• **Stored records**
------------------------------------------------

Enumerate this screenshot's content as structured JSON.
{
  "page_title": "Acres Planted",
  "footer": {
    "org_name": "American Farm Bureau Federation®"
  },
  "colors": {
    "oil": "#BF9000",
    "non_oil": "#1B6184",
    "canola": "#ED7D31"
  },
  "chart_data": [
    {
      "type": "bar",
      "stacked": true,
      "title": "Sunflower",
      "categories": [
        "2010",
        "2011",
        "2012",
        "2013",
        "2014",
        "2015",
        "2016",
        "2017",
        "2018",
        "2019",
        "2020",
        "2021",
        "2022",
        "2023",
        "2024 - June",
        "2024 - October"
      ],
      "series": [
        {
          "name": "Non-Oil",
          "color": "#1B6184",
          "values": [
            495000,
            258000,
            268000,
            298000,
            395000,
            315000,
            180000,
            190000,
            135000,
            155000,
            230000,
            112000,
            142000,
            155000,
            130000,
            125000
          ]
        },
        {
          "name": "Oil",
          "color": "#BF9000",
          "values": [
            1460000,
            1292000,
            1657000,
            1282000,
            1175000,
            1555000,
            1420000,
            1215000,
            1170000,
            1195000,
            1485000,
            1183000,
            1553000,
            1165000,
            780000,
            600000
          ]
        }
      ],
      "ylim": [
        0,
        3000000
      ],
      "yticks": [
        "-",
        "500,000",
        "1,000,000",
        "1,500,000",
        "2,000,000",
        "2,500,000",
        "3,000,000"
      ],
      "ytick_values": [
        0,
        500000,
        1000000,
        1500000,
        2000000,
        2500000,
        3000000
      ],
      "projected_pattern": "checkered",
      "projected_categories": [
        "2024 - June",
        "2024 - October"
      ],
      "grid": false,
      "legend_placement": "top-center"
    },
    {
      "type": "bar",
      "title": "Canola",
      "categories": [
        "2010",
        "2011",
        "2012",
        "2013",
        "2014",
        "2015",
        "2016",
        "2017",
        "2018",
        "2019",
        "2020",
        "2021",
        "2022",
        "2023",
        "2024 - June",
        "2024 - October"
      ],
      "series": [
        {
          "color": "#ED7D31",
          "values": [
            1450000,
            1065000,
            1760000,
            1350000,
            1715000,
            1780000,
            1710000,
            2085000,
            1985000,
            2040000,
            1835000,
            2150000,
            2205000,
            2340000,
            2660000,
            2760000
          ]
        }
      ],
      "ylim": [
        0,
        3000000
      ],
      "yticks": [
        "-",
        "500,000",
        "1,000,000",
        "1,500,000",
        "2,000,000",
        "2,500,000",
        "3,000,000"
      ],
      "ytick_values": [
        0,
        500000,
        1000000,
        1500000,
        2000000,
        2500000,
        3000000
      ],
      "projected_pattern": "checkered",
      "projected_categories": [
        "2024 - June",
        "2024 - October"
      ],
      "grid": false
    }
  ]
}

------------------------------------------------

• **Your objective**
Each entry must be reproduced verbatim.

• **Answer to the problem**
Enumerate this screenshot's content as structured JSON.
{
  "page_title": "Acres Planted",
  "footer": {
    "org_name": "American Farm Bureau Federation®"
  },
  "colors": {
    "oil": "#BF9000",
    "non_oil": "#1B6184",
    "canola": "#ED7D31"
  },
  "chart_data": [
    {
      "type": "bar",
      "stacked": true,
      "title": "Sunflower",
      "categories": [
        "2010",
        "2011",
        "2012",
        "2013",
        "2014",
        "2015",
        "2016",
        "2017",
        "2018",
        "2019",
        "2020",
        "2021",
        "2022",
        "2023",
        "2024 - June",
        "2024 - October"
      ],
      "series": [
        {
          "name": "Non-Oil",
          "color": "#1B6184",
          "values": [
            495000,
            258000,
            268000,
            298000,
            395000,
            315000,
            180000,
            190000,
            135000,
            155000,
            230000,
            112000,
            142000,
            155000,
            130000,
            125000
          ]
        },
        {
          "name": "Oil",
          "color": "#BF9000",
          "values": [
            1460000,
            1292000,
            1657000,
            1282000,
            1175000,
            1555000,
            1420000,
            1215000,
            1170000,
            1195000,
            1485000,
            1183000,
            1553000,
            1165000,
            780000,
            600000
          ]
        }
      ],
      "ylim": [
        0,
        3000000
      ],
      "yticks": [
        "-",
        "500,000",
        "1,000,000",
        "1,500,000",
        "2,000,000",
        "2,500,000",
        "3,000,000"
      ],
      "ytick_values": [
        0,
        500000,
        1000000,
        1500000,
        2000000,
        2500000,
        3000000
      ],
      "projected_pattern": "checkered",
      "projected_categories": [
        "2024 - June",
        "2024 - October"
      ],
      "grid": false,
      "legend_placement": "top-center"
    },
    {
      "type": "bar",
      "title": "Canola",
      "categories": [
        "2010",
        "2011",
        "2012",
        "2013",
        "2014",
        "2015",
        "2016",
        "2017",
        "2018",
        "2019",
        "2020",
        "2021",
        "2022",
        "2023",
        "2024 - June",
        "2024 - October"
      ],
      "series": [
        {
          "color": "#ED7D31",
          "values": [
            1450000,
            1065000,
            1760000,
            1350000,
            1715000,
            1780000,
            1710000,
            2085000,
            1985000,
            2040000,
            1835000,
            2150000,
            2205000,
            2340000,
            2660000,
            2760000
          ]
        }
      ],
      "ylim": [
        0,
        3000000
      ],
      "yticks": [
        "-",
        "500,000",
        "1,000,000",
        "1,500,000",
        "2,000,000",
        "2,500,000",
        "3,000,000"
      ],
      "ytick_values": [
        0,
        500000,
        1000000,
        1500000,
        2000000,
        2500000,
        3000000
      ],
      "projected_pattern": "checkered",
      "projected_categories": [
        "2024 - June",
        "2024 - October"
      ],
      "grid": false
    }
  ]
}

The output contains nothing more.